Your task: Copy out the listing that follows, exact in every word, and skip the images.

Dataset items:
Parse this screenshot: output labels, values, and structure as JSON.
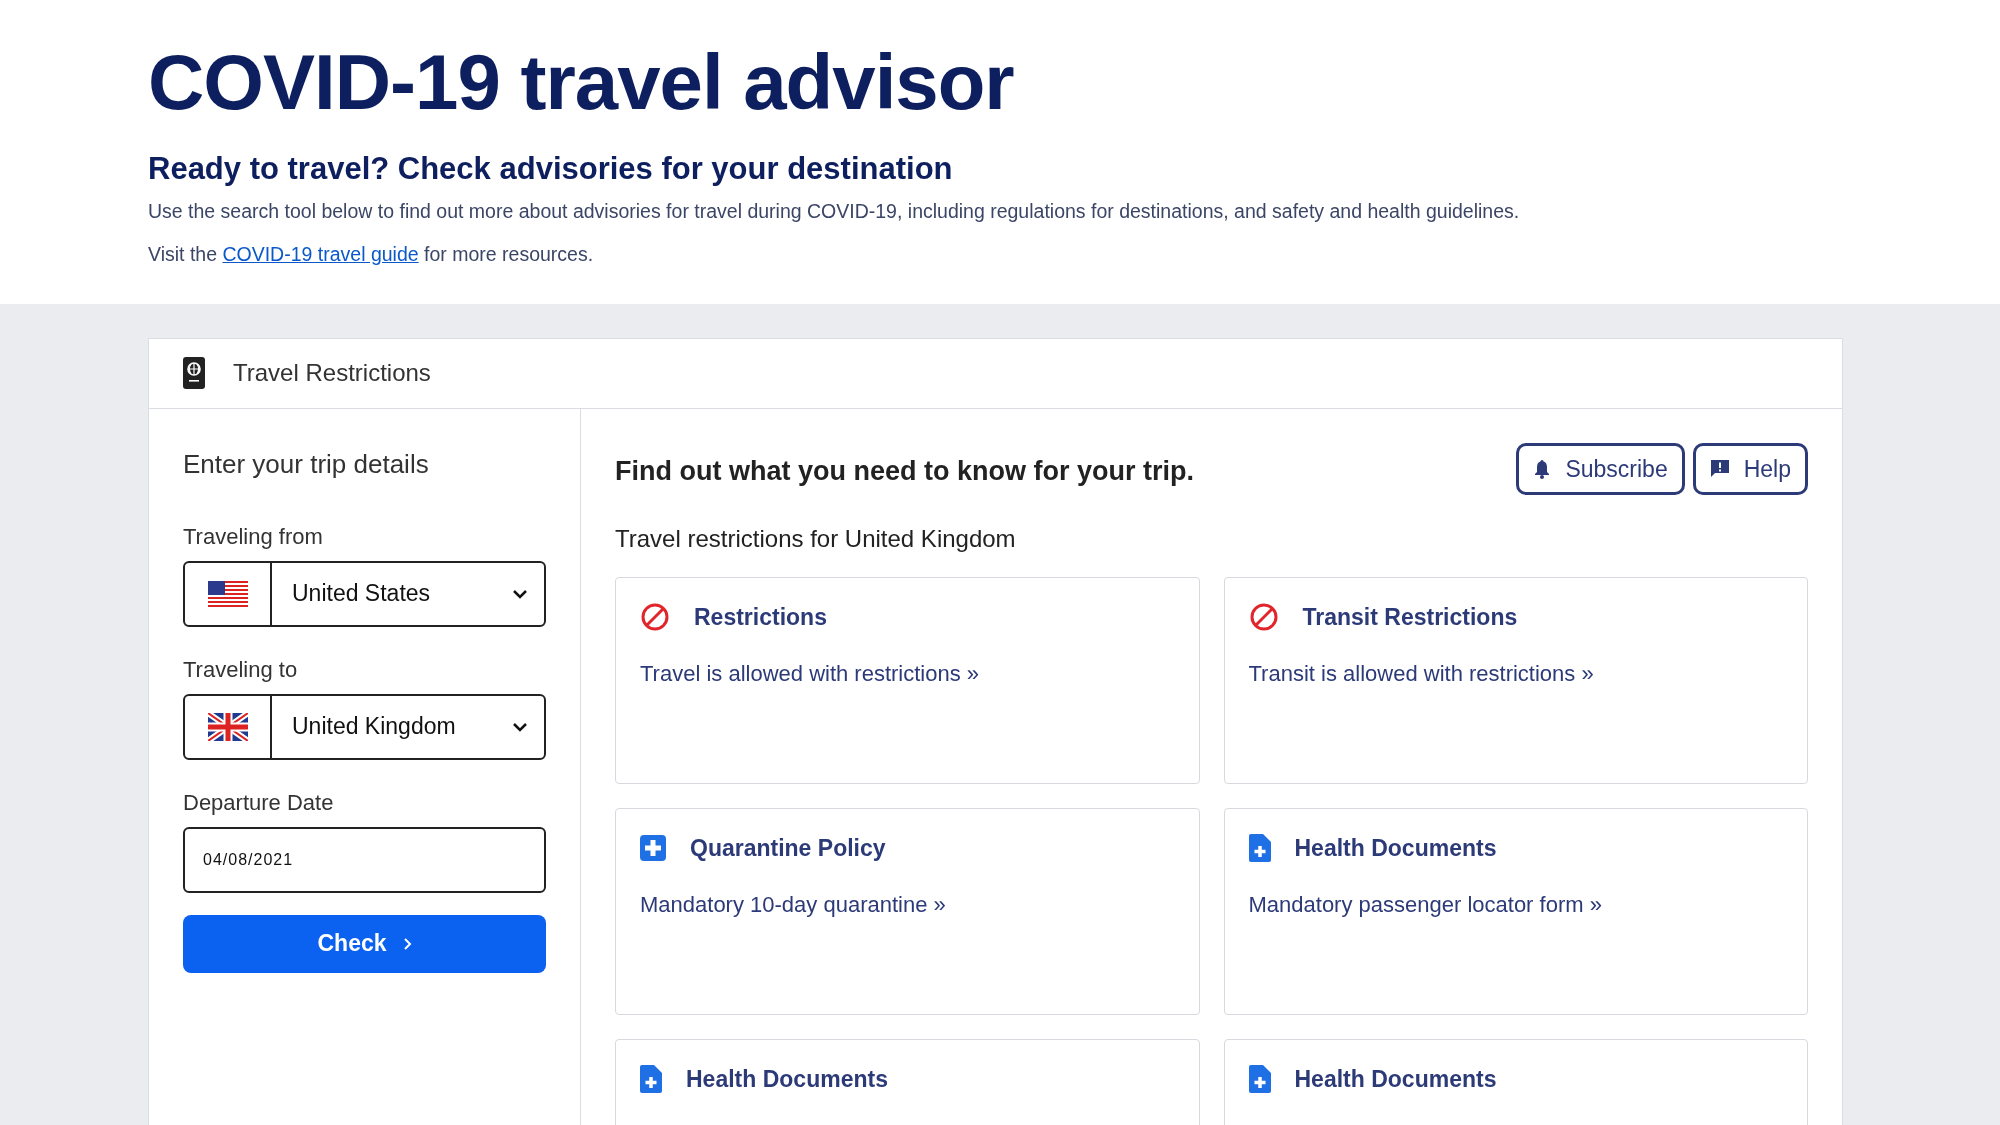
{
  "header": {
    "title": "COVID-19 travel advisor",
    "subtitle": "Ready to travel? Check advisories for your destination",
    "intro": "Use the search tool below to find out more about advisories for travel during COVID-19, including regulations for destinations, and safety and health guidelines.",
    "visit_before": "Visit the",
    "visit_link": "COVID-19 travel guide",
    "visit_after": "for more resources."
  },
  "panel": {
    "title": "Travel Restrictions"
  },
  "form": {
    "heading": "Enter your trip details",
    "fields": [
      {
        "kind": "country",
        "label": "Traveling from",
        "value": "United States"
      },
      {
        "kind": "country",
        "label": "Traveling to",
        "value": "United Kingdom"
      },
      {
        "kind": "date",
        "label": "Departure Date",
        "value": "04/08/2021"
      }
    ],
    "submit": "Check"
  },
  "results": {
    "heading": "Find out what you need to know for your trip.",
    "buttons": [
      {
        "label": "Subscribe"
      },
      {
        "label": "Help"
      }
    ],
    "subheading": "Travel restrictions for United Kingdom",
    "cards": [
      {
        "kind": "restriction",
        "title": "Restrictions",
        "text": "Travel is allowed with restrictions »"
      },
      {
        "kind": "restriction",
        "title": "Transit Restrictions",
        "text": "Transit is allowed with restrictions »"
      },
      {
        "kind": "quarantine",
        "title": "Quarantine Policy",
        "text": "Mandatory 10-day quarantine »"
      },
      {
        "kind": "document",
        "title": "Health Documents",
        "text": "Mandatory passenger locator form »"
      },
      {
        "kind": "document",
        "title": "Health Documents"
      },
      {
        "kind": "document",
        "title": "Health Documents"
      }
    ]
  }
}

Full answer:
Parse this screenshot: output labels, values, and structure as JSON.
{
  "header": {
    "title": "COVID-19 travel advisor",
    "subtitle": "Ready to travel? Check advisories for your destination",
    "intro": "Use the search tool below to find out more about advisories for travel during COVID-19, including regulations for destinations, and safety and health guidelines.",
    "visit_before": "Visit the",
    "visit_link": "COVID-19 travel guide",
    "visit_after": "for more resources."
  },
  "panel": {
    "title": "Travel Restrictions"
  },
  "form": {
    "heading": "Enter your trip details",
    "fields": [
      {
        "kind": "country",
        "label": "Traveling from",
        "value": "United States"
      },
      {
        "kind": "country",
        "label": "Traveling to",
        "value": "United Kingdom"
      },
      {
        "kind": "date",
        "label": "Departure Date",
        "value": "04/08/2021"
      }
    ],
    "submit": "Check"
  },
  "results": {
    "heading": "Find out what you need to know for your trip.",
    "buttons": [
      {
        "label": "Subscribe"
      },
      {
        "label": "Help"
      }
    ],
    "subheading": "Travel restrictions for United Kingdom",
    "cards": [
      {
        "kind": "restriction",
        "title": "Restrictions",
        "text": "Travel is allowed with restrictions »"
      },
      {
        "kind": "restriction",
        "title": "Transit Restrictions",
        "text": "Transit is allowed with restrictions »"
      },
      {
        "kind": "quarantine",
        "title": "Quarantine Policy",
        "text": "Mandatory 10-day quarantine »"
      },
      {
        "kind": "document",
        "title": "Health Documents",
        "text": "Mandatory passenger locator form »"
      },
      {
        "kind": "document",
        "title": "Health Documents"
      },
      {
        "kind": "document",
        "title": "Health Documents"
      }
    ]
  }
}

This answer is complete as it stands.